━━━━━ Task input

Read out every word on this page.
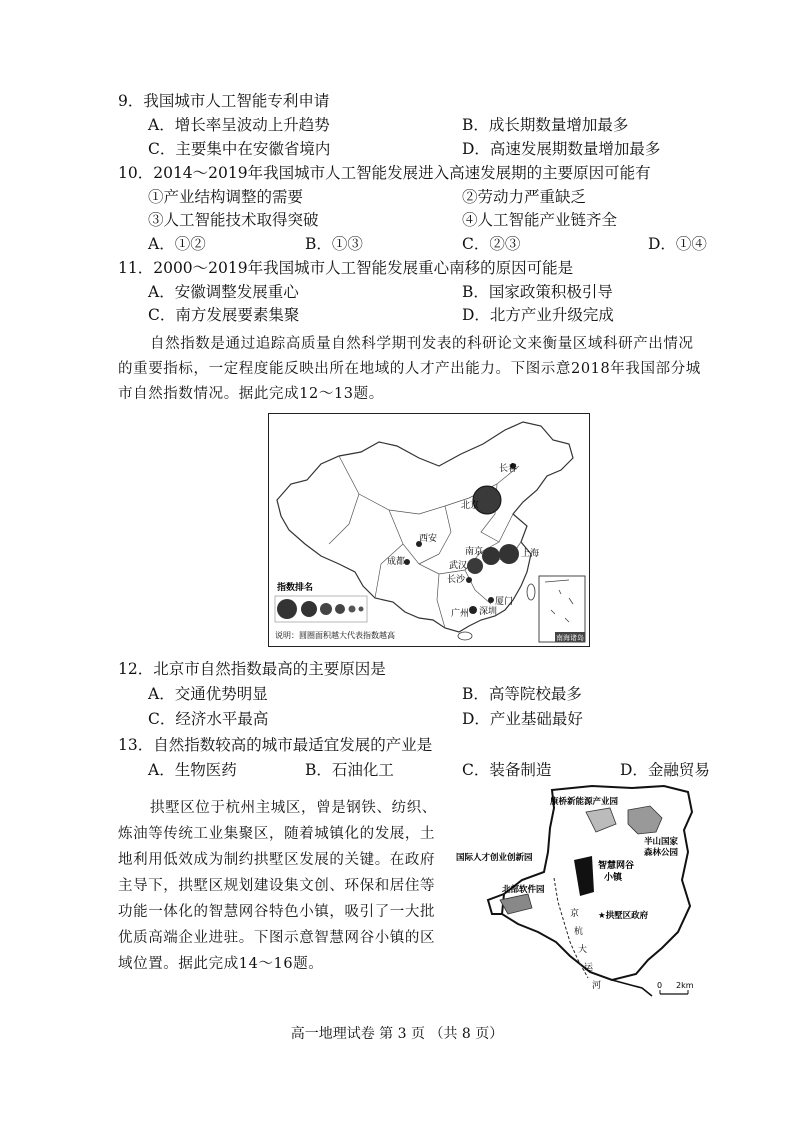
9．我国城市人工智能专利申请
A．增长率呈波动上升趋势	B．成长期数量增加最多
C．主要集中在安徽省境内	D．高速发展期数量增加最多
10．2014～2019年我国城市人工智能发展进入高速发展期的主要原因可能有
①产业结构调整的需要	②劳动力严重缺乏
③人工智能技术取得突破	④人工智能产业链齐全
A．①②	B．①③	C．②③	D．①④
11．2000～2019年我国城市人工智能发展重心南移的原因可能是
A．安徽调整发展重心	B．国家政策积极引导
C．南方发展要素集聚	D．北方产业升级完成
自然指数是通过追踪高质量自然科学期刊发表的科研论文来衡量区域科研产出情况
的重要指标，一定程度能反映出所在地域的人才产出能力。下图示意2018年我国部分城
市自然指数情况。据此完成12～13题。
长春
北京
西安
南京	上海
成都	武汉
长沙
厦门
广州 深圳
指数排名
说明：圆圈面积越大代表指数越高	南海诸岛
12．北京市自然指数最高的主要原因是
A．交通优势明显	B．高等院校最多
C．经济水平最高	D．产业基础最好
13．自然指数较高的城市最适宜发展的产业是
A．生物医药	B．石油化工	C．装备制造	D．金融贸易
拱墅区位于杭州主城区，曾是钢铁、纺织、
炼油等传统工业集聚区，随着城镇化的发展，土
地利用低效成为制约拱墅区发展的关键。在政府
主导下，拱墅区规划建设集文创、环保和居住等
功能一体化的智慧网谷特色小镇，吸引了一大批
优质高端企业进驻。下图示意智慧网谷小镇的区
域位置。据此完成14～16题。
康桥新能源产业园
半山国家
森林公园
国际人才创业创新园
智慧网谷
小镇
北部软件园
京
杭
大
运
河
★拱墅区政府
0 2km
高一地理试卷 第 3 页 （共 8 页）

━━━━━━━━━━

-- Written exercise --
Give every line above again exactly, with no pictures.

-- Reply --
Read out every word on this page.
9．我国城市人工智能专利申请
A．增长率呈波动上升趋势	B．成长期数量增加最多
C．主要集中在安徽省境内	D．高速发展期数量增加最多
10．2014～2019年我国城市人工智能发展进入高速发展期的主要原因可能有
①产业结构调整的需要	②劳动力严重缺乏
③人工智能技术取得突破	④人工智能产业链齐全
A．①②	B．①③	C．②③	D．①④
11．2000～2019年我国城市人工智能发展重心南移的原因可能是
A．安徽调整发展重心	B．国家政策积极引导
C．南方发展要素集聚	D．北方产业升级完成
自然指数是通过追踪高质量自然科学期刊发表的科研论文来衡量区域科研产出情况
的重要指标，一定程度能反映出所在地域的人才产出能力。下图示意2018年我国部分城
市自然指数情况。据此完成12～13题。
长春
北京
西安
南京	上海
成都	武汉
长沙
厦门
广州 深圳
指数排名
说明：圆圈面积越大代表指数越高	南海诸岛
12．北京市自然指数最高的主要原因是
A．交通优势明显	B．高等院校最多
C．经济水平最高	D．产业基础最好
13．自然指数较高的城市最适宜发展的产业是
A．生物医药	B．石油化工	C．装备制造	D．金融贸易
拱墅区位于杭州主城区，曾是钢铁、纺织、
炼油等传统工业集聚区，随着城镇化的发展，土
地利用低效成为制约拱墅区发展的关键。在政府
主导下，拱墅区规划建设集文创、环保和居住等
功能一体化的智慧网谷特色小镇，吸引了一大批
优质高端企业进驻。下图示意智慧网谷小镇的区
域位置。据此完成14～16题。
康桥新能源产业园
半山国家
森林公园
国际人才创业创新园
智慧网谷
小镇
北部软件园
京
杭
大
运
河
★拱墅区政府
0 2km
高一地理试卷 第 3 页 （共 8 页）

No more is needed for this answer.